▸ DIRECTIVE
In the records below, find each line with the word "该同学在校期间能够遵守学校各项规章制度" and copy it.

— start of MATERIAL PROVIDED —

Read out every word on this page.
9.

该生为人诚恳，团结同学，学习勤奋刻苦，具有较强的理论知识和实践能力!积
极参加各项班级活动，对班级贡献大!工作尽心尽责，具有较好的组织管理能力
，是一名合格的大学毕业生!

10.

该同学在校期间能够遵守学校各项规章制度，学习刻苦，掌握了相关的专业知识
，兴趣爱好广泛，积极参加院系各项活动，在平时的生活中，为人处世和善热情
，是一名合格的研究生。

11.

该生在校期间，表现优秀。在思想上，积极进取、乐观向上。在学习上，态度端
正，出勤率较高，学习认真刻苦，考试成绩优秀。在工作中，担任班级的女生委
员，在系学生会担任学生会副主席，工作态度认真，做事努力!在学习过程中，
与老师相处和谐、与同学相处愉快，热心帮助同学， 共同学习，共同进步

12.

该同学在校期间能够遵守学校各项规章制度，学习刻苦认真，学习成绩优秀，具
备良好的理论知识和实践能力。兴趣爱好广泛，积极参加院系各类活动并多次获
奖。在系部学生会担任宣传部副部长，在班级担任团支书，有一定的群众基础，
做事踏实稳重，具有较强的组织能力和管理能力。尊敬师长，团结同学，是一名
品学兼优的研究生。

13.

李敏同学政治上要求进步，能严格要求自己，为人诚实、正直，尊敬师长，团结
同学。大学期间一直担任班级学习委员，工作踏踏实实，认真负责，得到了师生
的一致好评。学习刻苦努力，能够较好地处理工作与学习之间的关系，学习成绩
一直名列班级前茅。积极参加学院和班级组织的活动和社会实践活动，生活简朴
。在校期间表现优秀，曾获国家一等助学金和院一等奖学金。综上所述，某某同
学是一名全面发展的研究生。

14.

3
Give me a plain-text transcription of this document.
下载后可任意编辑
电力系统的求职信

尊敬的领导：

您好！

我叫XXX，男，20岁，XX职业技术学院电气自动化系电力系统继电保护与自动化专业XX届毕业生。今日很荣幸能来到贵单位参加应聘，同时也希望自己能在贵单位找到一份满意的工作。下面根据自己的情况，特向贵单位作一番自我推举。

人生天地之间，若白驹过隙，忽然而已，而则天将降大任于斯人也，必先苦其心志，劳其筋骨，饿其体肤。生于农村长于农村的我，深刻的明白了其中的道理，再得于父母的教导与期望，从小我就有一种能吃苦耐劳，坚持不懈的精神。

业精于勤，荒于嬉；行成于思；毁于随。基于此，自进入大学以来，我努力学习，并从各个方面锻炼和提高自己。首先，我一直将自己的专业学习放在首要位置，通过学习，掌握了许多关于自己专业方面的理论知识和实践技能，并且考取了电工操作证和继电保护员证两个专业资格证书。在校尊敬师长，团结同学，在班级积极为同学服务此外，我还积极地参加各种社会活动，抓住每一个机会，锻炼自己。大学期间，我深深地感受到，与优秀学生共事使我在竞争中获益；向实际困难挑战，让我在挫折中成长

— end of MATERIAL PROVIDED —

▸ FINISHED TASK
该同学在校期间能够遵守学校各项规章制度，学习刻苦，掌握了相关的专业知识
该同学在校期间能够遵守学校各项规章制度，学习刻苦认真，学习成绩优秀，具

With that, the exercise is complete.